-- BEGIN Dataset records --
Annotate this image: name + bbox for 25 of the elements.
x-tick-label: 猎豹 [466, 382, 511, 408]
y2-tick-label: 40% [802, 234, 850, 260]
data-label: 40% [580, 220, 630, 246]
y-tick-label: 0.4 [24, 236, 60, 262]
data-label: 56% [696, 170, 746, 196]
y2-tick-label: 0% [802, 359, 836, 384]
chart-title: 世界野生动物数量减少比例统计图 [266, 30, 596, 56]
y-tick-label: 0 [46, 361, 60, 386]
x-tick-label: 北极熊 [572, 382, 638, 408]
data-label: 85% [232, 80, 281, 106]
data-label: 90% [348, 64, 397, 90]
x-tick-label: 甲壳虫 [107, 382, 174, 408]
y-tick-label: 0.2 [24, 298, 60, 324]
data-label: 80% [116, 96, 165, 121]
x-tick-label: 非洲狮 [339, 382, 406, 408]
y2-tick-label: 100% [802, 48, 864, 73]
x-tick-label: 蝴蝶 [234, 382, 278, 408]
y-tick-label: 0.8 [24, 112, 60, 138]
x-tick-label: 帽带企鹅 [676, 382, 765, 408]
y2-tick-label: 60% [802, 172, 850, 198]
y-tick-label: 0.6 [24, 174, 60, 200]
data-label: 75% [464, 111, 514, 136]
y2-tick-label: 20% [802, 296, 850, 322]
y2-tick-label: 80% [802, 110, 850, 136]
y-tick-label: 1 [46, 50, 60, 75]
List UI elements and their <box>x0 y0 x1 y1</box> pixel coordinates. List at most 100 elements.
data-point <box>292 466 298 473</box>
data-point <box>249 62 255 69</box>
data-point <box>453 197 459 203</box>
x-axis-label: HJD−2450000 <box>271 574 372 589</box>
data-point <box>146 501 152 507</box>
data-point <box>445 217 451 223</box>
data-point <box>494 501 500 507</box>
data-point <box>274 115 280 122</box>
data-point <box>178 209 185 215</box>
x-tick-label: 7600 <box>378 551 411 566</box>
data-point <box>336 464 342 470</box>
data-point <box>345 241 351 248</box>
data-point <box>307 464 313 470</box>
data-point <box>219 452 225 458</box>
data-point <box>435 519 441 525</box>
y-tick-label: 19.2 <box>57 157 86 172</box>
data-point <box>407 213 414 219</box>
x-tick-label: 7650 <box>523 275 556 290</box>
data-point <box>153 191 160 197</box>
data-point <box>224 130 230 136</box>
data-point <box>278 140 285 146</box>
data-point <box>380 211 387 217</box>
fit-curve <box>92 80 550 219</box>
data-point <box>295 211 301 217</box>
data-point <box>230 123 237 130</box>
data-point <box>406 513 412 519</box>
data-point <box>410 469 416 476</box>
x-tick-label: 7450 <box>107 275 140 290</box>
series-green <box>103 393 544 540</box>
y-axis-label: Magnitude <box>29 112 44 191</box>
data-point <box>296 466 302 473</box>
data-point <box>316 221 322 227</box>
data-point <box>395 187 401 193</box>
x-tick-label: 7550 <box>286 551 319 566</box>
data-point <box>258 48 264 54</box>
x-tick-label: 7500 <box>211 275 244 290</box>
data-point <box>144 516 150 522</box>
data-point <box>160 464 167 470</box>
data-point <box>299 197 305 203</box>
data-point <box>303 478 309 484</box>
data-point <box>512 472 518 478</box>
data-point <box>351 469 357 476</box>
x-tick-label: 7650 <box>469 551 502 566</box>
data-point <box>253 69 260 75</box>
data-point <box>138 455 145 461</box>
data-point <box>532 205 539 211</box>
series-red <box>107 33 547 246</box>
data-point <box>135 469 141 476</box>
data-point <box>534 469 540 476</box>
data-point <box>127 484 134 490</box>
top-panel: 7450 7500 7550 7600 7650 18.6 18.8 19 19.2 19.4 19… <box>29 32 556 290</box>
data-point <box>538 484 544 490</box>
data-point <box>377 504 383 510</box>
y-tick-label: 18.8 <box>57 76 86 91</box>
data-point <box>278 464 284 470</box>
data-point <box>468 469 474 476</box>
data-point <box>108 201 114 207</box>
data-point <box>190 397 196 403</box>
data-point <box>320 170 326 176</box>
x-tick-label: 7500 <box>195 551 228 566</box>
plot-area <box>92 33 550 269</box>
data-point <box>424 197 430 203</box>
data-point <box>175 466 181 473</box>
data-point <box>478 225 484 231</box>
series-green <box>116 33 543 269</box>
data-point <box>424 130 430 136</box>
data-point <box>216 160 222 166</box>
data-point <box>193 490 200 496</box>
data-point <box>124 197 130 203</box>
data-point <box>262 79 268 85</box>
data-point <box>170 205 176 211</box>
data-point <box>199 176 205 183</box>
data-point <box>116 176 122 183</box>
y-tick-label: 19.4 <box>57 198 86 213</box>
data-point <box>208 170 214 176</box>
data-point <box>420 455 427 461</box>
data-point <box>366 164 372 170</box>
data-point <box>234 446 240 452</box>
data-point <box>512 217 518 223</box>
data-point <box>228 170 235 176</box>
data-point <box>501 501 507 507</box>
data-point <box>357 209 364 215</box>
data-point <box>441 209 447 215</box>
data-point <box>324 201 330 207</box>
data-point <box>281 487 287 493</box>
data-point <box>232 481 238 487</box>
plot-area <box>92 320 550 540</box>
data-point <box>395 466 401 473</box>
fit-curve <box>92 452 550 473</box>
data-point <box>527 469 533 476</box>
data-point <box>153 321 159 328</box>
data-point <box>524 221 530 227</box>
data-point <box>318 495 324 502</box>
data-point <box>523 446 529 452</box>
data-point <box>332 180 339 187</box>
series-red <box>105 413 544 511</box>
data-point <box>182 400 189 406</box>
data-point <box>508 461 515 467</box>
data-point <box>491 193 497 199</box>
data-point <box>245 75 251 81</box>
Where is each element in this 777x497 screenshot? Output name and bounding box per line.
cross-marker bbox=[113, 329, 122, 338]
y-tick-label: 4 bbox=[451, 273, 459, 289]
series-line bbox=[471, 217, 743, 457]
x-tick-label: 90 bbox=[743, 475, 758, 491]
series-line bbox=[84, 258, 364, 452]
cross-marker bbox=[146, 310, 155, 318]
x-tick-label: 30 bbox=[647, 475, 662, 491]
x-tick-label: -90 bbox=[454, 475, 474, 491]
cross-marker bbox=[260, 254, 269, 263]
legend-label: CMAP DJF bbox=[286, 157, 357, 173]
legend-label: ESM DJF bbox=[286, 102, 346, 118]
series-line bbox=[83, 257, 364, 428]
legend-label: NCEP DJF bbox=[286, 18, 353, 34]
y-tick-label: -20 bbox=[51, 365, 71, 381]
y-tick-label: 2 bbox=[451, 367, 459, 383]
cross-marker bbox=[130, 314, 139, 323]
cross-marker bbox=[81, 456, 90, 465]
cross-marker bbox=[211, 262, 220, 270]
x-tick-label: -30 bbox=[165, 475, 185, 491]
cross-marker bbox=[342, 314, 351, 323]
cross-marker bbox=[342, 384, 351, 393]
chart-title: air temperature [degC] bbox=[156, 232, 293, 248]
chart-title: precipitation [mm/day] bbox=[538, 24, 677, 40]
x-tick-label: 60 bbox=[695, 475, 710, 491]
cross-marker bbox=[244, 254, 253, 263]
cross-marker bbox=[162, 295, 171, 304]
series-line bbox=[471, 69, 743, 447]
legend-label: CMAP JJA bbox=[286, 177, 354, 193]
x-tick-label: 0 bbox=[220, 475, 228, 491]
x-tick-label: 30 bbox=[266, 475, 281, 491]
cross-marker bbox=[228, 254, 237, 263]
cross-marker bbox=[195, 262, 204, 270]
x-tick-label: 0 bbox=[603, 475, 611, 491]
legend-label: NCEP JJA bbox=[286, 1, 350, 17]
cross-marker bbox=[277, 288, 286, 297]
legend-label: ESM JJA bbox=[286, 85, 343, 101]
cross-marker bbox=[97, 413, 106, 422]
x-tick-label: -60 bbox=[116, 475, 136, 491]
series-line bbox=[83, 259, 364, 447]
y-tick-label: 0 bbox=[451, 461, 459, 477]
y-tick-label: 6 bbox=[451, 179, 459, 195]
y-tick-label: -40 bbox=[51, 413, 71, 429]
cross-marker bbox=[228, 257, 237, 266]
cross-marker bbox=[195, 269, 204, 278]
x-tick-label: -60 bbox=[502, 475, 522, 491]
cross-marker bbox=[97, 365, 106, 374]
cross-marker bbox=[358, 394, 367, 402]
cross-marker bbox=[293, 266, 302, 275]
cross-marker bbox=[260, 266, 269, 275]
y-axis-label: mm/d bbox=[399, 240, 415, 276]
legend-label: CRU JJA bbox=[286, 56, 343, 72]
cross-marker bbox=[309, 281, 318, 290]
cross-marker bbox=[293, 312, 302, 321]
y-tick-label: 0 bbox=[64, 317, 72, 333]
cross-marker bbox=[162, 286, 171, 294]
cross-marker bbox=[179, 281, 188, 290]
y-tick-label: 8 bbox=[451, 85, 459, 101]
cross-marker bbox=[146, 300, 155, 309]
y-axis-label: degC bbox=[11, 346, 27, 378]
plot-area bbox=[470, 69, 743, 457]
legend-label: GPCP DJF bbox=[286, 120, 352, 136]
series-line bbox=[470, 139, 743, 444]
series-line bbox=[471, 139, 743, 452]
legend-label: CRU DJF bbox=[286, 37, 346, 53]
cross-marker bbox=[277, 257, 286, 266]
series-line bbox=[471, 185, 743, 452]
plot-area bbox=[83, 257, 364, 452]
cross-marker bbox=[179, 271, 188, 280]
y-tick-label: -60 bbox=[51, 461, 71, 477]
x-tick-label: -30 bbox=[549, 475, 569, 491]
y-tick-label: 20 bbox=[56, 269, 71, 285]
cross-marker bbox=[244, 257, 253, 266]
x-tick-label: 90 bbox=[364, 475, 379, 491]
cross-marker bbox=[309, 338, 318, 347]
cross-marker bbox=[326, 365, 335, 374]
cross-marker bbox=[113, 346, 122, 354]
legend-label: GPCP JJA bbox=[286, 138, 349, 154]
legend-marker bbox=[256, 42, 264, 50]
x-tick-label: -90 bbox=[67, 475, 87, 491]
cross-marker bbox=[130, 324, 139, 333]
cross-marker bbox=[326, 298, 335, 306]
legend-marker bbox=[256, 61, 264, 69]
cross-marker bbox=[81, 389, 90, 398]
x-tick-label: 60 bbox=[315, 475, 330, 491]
-- END Dataset records --
### Task prompt
Please copy the rows exactly, from the first one through the line that contains "y2-tick-label: 0% [802, 359, 836, 384]", with both ends included.

### Expected answer
Annotate this image: name + bbox for 25 of the elements.
x-tick-label: 猎豹 [466, 382, 511, 408]
y2-tick-label: 40% [802, 234, 850, 260]
data-label: 40% [580, 220, 630, 246]
y-tick-label: 0.4 [24, 236, 60, 262]
data-label: 56% [696, 170, 746, 196]
y2-tick-label: 0% [802, 359, 836, 384]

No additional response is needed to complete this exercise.